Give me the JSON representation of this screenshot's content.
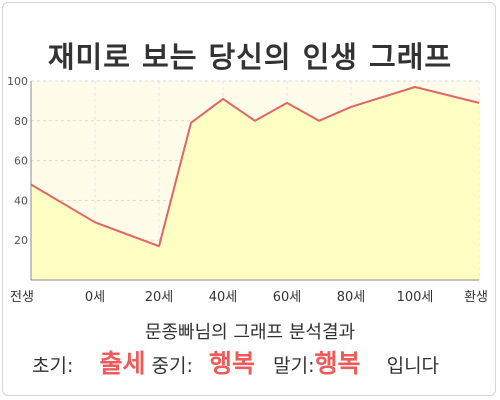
{
  "title": "재미로 보는 당신의 인생 그래프",
  "chart_data": {
    "type": "area",
    "x_labels": [
      "전생",
      "0세",
      "20세",
      "40세",
      "60세",
      "80세",
      "100세",
      "환생"
    ],
    "y_ticks": [
      20,
      40,
      60,
      80,
      100
    ],
    "ylim": [
      0,
      100
    ],
    "grid": true,
    "x": [
      "전생",
      "0세",
      "20세",
      "30세",
      "40세",
      "50세",
      "60세",
      "70세",
      "80세",
      "90세",
      "100세",
      "환생"
    ],
    "values": [
      48,
      29,
      17,
      79,
      91,
      80,
      89,
      80,
      87,
      92,
      97,
      89
    ],
    "colors": {
      "line": "#e06666",
      "fill": "#ffffc4",
      "plot_bg": "#fffdea"
    }
  },
  "analysis_title": "문종빠님의 그래프 분석결과",
  "result": {
    "early_label": "초기:",
    "early_value": "출세",
    "mid_label": "중기:",
    "mid_value": "행복",
    "late_label": "말기:",
    "late_value": "행복",
    "ending": "입니다"
  }
}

→ **What this task involves**: Make an exact copy of the data above, pictures excluded.

→ **Reply**:
Give me the JSON representation of this screenshot's content.
{
  "title": "재미로 보는 당신의 인생 그래프",
  "chart_data": {
    "type": "area",
    "x_labels": [
      "전생",
      "0세",
      "20세",
      "40세",
      "60세",
      "80세",
      "100세",
      "환생"
    ],
    "y_ticks": [
      20,
      40,
      60,
      80,
      100
    ],
    "ylim": [
      0,
      100
    ],
    "grid": true,
    "x": [
      "전생",
      "0세",
      "20세",
      "30세",
      "40세",
      "50세",
      "60세",
      "70세",
      "80세",
      "90세",
      "100세",
      "환생"
    ],
    "values": [
      48,
      29,
      17,
      79,
      91,
      80,
      89,
      80,
      87,
      92,
      97,
      89
    ],
    "colors": {
      "line": "#e06666",
      "fill": "#ffffc4",
      "plot_bg": "#fffdea"
    }
  },
  "analysis_title": "문종빠님의 그래프 분석결과",
  "result": {
    "early_label": "초기:",
    "early_value": "출세",
    "mid_label": "중기:",
    "mid_value": "행복",
    "late_label": "말기:",
    "late_value": "행복",
    "ending": "입니다"
  }
}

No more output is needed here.